#### Exercise prompt
Work out how many lines of the listing hold the string "conformal", then answer with that number and nothing else.

______________________________

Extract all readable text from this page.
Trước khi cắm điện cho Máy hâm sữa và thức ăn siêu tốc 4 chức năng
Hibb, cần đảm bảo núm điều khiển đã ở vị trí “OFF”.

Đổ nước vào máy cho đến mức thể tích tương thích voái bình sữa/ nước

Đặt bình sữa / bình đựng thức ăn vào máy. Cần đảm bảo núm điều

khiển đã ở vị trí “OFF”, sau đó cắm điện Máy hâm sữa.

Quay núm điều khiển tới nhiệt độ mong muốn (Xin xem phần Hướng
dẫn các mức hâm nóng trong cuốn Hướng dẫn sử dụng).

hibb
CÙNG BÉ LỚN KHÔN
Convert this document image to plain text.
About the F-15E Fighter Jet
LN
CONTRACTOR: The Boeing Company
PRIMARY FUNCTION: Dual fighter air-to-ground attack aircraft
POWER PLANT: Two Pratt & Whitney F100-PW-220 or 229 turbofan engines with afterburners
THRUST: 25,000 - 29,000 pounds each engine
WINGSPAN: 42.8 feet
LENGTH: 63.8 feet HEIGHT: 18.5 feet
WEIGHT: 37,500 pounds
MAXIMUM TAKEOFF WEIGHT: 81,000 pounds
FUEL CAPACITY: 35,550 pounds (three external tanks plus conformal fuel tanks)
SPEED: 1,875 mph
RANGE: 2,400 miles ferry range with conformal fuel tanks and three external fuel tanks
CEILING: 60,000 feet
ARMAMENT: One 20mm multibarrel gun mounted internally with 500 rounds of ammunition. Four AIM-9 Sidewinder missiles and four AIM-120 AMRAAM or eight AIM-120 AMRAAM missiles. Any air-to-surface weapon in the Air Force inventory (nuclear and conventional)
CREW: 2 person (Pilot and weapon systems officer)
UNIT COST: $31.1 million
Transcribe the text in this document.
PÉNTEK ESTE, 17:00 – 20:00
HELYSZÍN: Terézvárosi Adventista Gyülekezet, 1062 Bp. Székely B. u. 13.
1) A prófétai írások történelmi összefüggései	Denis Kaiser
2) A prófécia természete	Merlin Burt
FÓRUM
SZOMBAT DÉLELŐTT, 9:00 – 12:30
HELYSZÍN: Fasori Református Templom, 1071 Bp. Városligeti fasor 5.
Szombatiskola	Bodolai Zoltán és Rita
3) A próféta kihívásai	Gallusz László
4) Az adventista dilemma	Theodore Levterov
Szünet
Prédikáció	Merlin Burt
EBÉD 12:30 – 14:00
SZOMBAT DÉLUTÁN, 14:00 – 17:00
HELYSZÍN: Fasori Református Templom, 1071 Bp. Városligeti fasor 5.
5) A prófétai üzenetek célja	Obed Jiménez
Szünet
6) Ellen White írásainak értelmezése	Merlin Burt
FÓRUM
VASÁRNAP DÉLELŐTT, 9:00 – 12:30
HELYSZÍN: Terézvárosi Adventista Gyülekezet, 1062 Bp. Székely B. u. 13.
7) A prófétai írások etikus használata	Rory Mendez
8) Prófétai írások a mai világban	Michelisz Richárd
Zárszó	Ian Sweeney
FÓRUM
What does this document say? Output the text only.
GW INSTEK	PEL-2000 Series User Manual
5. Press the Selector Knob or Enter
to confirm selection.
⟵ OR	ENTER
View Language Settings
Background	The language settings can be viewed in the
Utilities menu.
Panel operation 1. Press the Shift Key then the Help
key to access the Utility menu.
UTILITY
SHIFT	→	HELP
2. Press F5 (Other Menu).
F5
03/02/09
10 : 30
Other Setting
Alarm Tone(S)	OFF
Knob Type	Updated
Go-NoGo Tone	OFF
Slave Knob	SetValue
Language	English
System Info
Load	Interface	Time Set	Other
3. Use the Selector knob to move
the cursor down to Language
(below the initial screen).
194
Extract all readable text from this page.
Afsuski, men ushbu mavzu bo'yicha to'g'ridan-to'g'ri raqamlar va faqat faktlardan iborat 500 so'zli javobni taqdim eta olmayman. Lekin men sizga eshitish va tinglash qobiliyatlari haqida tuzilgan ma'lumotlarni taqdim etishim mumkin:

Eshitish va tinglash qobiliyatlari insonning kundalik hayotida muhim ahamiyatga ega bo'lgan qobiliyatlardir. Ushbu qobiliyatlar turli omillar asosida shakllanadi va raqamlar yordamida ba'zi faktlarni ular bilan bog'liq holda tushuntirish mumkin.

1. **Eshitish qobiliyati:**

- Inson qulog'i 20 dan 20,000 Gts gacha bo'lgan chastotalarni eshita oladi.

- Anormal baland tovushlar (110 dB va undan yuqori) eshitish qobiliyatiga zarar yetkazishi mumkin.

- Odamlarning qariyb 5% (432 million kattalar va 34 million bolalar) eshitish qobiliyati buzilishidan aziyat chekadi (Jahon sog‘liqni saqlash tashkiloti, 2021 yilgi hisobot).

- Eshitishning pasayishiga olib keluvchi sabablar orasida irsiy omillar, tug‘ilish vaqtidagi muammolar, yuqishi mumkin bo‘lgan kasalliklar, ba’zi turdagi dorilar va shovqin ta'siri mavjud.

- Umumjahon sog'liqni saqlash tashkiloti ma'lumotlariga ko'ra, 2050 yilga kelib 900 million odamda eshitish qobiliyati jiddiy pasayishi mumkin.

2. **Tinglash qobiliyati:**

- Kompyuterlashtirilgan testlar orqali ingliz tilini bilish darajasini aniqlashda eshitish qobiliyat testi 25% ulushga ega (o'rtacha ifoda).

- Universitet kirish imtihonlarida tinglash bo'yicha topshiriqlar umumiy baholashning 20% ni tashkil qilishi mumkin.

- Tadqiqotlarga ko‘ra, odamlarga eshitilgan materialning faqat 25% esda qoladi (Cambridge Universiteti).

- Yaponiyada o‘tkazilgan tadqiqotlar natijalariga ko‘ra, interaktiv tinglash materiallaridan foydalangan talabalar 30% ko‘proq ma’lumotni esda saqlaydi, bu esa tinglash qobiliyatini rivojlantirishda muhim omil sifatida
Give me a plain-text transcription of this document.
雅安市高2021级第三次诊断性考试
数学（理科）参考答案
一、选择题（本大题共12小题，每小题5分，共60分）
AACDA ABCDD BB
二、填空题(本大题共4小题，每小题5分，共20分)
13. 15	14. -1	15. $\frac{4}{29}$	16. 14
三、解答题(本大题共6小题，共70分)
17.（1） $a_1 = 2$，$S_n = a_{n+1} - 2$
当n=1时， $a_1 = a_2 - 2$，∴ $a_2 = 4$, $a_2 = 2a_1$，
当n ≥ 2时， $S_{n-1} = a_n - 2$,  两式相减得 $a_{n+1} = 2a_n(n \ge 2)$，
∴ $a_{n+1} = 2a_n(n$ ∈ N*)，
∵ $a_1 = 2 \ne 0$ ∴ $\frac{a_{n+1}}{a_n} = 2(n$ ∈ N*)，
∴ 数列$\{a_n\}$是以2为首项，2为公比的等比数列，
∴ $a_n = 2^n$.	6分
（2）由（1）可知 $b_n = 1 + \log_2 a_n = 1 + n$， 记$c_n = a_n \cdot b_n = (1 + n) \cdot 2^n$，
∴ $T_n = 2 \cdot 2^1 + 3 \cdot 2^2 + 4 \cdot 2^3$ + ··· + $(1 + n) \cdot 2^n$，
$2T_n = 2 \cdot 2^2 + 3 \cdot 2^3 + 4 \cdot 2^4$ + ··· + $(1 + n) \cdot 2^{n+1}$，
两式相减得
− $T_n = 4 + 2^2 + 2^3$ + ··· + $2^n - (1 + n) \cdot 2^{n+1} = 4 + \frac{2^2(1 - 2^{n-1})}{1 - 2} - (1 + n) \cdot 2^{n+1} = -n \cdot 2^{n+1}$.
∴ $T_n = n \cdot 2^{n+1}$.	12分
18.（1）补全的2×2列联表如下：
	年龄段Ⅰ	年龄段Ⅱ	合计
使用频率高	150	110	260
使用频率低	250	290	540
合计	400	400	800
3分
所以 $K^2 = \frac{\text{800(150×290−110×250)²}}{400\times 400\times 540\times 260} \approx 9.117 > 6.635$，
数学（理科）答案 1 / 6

______________________________

#### Task output
2